Task to complete →
Find every line in the records below that holds the word "screenshot" and copy it.

[Stored data entries]

────────────────────

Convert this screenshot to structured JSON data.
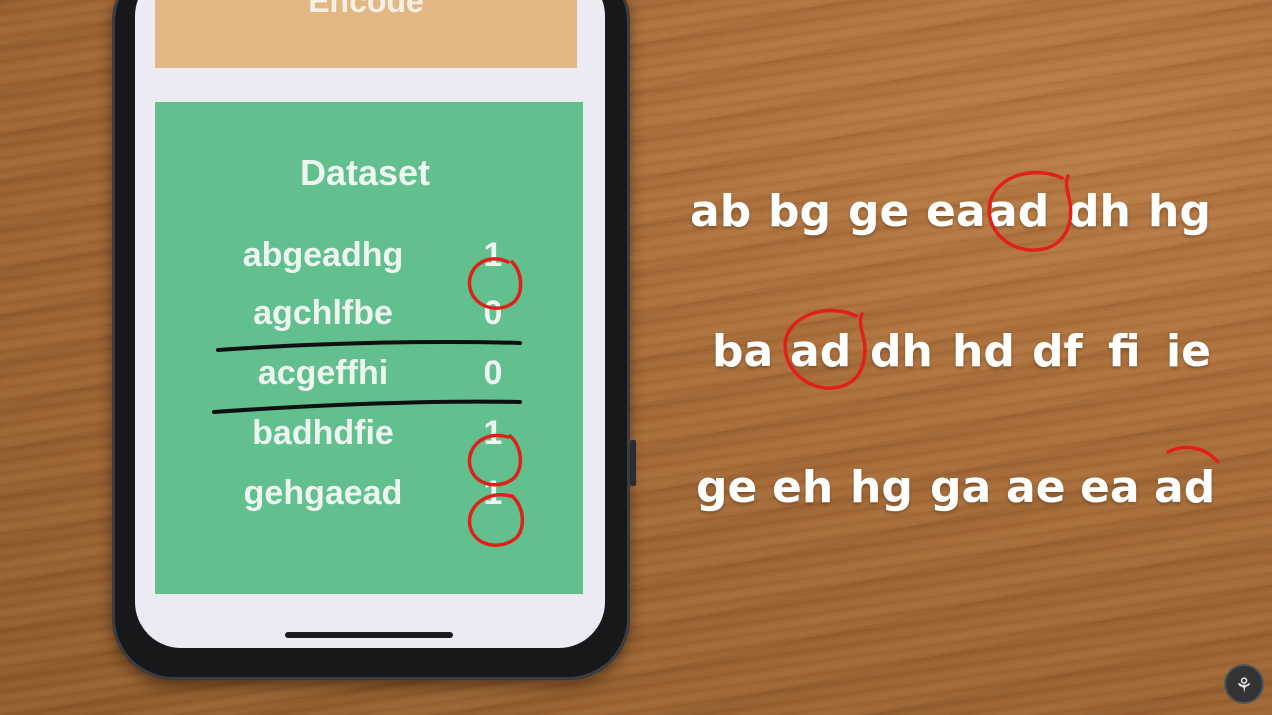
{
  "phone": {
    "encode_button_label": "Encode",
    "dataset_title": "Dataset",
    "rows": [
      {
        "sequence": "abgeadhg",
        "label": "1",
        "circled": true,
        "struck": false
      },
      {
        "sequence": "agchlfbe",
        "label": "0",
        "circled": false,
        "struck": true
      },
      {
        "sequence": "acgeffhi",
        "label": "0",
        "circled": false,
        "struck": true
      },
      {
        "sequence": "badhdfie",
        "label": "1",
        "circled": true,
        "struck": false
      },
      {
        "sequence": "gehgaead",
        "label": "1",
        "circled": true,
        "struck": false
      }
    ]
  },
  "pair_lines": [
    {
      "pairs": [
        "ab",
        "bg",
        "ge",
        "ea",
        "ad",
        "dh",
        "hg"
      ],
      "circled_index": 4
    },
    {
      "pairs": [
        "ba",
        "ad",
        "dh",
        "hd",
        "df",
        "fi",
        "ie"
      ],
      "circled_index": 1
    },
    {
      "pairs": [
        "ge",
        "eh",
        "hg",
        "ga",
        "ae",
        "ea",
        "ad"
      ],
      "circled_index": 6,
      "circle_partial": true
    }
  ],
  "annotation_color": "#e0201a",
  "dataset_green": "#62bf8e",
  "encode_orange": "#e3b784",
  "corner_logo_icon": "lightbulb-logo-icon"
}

────────────────────

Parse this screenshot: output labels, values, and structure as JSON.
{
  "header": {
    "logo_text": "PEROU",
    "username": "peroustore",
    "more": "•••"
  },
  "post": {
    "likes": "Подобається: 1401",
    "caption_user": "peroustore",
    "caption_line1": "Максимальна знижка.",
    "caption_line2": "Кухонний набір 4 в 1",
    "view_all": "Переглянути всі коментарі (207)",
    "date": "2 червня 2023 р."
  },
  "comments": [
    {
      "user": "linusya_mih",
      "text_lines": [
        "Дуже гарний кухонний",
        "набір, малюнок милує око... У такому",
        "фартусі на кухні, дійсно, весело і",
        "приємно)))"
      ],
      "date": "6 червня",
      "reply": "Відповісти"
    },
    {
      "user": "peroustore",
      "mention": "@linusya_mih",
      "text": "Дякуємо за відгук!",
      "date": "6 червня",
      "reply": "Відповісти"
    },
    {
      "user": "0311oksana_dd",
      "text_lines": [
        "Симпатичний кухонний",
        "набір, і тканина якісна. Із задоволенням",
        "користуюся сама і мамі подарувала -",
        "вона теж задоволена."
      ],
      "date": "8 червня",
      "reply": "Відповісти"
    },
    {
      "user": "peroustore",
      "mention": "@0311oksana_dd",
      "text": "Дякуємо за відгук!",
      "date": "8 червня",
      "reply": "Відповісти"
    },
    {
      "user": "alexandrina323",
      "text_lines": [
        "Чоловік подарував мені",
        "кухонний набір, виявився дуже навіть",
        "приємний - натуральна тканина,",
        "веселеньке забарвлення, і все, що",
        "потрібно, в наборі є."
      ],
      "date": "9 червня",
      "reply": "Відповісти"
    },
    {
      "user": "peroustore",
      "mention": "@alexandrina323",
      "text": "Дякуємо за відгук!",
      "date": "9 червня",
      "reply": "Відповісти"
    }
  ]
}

────────────────────

The reply →
Convert this screenshot to structured JSON data.
Parse this screenshot: output labels, values, and structure as JSON.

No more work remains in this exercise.